INFORMATION GIVEN
:::::

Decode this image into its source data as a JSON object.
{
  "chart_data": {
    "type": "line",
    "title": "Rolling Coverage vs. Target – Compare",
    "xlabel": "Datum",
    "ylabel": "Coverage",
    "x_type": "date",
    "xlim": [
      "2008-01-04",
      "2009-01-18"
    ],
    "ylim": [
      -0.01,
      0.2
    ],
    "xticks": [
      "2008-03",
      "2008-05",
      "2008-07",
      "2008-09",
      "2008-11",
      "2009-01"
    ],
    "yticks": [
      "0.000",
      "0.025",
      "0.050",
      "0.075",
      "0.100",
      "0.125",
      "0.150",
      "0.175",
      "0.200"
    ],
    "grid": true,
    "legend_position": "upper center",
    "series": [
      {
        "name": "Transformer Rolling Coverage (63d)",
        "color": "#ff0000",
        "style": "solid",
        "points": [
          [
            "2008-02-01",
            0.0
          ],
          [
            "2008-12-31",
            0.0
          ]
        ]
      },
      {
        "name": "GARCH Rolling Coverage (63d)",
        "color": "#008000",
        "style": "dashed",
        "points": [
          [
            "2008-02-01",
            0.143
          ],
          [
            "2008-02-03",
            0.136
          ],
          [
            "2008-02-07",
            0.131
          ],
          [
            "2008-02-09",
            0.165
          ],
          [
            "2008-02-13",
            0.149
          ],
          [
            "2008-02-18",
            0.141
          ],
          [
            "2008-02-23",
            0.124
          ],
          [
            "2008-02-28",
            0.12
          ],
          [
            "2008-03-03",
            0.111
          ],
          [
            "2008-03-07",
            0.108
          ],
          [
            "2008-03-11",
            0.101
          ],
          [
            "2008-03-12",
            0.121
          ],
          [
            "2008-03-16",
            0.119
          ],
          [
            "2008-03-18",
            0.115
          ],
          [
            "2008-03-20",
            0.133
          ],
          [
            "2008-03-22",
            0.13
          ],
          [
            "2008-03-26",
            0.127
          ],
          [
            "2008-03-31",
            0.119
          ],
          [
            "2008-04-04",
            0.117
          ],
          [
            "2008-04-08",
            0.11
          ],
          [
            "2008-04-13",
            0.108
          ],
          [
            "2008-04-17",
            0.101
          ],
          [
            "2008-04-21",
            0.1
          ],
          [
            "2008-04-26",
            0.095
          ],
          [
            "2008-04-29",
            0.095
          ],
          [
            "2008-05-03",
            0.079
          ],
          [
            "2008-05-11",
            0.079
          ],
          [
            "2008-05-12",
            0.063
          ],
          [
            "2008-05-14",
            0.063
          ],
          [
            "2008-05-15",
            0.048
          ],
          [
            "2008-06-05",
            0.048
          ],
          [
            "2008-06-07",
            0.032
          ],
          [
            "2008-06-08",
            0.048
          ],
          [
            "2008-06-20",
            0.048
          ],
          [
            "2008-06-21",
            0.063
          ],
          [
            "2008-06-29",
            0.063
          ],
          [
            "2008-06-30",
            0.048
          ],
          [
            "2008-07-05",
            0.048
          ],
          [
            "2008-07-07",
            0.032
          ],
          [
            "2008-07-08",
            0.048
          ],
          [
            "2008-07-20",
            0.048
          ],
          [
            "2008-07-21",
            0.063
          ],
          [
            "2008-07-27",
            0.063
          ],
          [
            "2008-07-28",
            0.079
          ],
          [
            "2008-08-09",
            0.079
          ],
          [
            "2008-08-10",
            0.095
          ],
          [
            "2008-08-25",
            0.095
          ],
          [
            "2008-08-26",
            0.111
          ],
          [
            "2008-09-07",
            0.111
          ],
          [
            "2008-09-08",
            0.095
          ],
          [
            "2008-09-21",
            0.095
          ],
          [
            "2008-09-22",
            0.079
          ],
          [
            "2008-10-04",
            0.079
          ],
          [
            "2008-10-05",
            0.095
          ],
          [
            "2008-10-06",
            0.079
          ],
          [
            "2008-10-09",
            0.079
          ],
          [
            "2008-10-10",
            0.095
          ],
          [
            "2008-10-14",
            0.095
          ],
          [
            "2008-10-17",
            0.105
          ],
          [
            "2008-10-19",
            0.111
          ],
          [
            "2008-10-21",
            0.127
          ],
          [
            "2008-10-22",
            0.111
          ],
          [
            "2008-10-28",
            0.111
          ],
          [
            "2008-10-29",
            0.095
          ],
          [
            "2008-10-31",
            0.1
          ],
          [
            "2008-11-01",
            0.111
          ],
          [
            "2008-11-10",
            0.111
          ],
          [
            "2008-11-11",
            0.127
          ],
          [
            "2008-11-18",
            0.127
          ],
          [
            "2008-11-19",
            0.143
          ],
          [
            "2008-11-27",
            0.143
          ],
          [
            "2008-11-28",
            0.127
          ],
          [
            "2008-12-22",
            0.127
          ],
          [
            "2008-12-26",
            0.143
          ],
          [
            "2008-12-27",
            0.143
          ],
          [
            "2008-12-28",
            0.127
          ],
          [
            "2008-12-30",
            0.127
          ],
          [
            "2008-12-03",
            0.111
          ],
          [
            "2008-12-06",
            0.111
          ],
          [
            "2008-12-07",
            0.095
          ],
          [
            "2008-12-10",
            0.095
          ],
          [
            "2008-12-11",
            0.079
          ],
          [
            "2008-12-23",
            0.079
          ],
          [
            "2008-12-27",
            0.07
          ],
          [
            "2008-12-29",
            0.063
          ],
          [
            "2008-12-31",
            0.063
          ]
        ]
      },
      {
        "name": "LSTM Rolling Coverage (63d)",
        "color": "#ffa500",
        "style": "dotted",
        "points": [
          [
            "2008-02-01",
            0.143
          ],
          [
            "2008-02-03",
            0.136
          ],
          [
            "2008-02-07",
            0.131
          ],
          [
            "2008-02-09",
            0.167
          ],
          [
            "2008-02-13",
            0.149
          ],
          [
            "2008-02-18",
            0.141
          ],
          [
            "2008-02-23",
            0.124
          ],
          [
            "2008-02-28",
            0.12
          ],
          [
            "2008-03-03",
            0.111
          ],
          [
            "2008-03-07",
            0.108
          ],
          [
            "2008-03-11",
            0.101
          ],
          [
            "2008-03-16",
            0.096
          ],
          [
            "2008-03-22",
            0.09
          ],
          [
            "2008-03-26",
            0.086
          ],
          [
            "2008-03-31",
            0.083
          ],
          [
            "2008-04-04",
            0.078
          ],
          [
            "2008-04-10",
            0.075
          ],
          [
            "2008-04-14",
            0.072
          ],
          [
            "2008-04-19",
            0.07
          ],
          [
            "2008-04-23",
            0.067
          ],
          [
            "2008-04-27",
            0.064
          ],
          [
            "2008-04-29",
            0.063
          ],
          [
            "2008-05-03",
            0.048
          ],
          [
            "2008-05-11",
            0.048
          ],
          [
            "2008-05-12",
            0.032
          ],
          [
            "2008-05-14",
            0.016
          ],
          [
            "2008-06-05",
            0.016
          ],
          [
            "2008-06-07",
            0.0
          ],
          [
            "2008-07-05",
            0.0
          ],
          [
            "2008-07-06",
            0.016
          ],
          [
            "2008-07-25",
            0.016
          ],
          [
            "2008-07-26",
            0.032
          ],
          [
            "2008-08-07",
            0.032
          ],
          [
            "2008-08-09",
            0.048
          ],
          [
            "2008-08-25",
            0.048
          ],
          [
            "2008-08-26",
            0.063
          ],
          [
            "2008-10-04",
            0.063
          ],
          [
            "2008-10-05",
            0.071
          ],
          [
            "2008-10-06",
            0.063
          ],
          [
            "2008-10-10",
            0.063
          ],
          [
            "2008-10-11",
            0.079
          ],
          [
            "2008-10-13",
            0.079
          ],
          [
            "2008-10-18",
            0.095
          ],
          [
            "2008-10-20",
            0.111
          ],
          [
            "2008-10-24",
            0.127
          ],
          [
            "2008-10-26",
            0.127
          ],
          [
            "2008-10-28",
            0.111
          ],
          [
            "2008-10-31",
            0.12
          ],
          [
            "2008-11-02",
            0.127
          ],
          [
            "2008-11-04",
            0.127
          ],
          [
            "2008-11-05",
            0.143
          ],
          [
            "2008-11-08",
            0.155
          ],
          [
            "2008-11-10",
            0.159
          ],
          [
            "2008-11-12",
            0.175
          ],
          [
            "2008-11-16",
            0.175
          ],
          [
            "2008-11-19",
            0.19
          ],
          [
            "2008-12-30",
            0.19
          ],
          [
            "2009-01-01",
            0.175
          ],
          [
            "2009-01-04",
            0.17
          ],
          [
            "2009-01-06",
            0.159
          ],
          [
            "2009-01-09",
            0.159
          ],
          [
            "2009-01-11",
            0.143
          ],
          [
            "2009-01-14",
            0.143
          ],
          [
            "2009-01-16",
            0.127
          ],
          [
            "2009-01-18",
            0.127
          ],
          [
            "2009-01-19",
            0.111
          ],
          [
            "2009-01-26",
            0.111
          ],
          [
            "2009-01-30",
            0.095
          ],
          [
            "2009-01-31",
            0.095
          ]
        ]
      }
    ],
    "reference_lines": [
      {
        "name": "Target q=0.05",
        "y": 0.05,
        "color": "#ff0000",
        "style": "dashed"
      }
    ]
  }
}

:::::

WHAT YOU NEED TO DO
From the entries, report each line that includes the word "Rolling".

ANSWER BELOW
    "title": "Rolling Coverage vs. Target – Compare",
        "name": "Transformer Rolling Coverage (63d)",
        "name": "GARCH Rolling Coverage (63d)",
        "name": "LSTM Rolling Coverage (63d)",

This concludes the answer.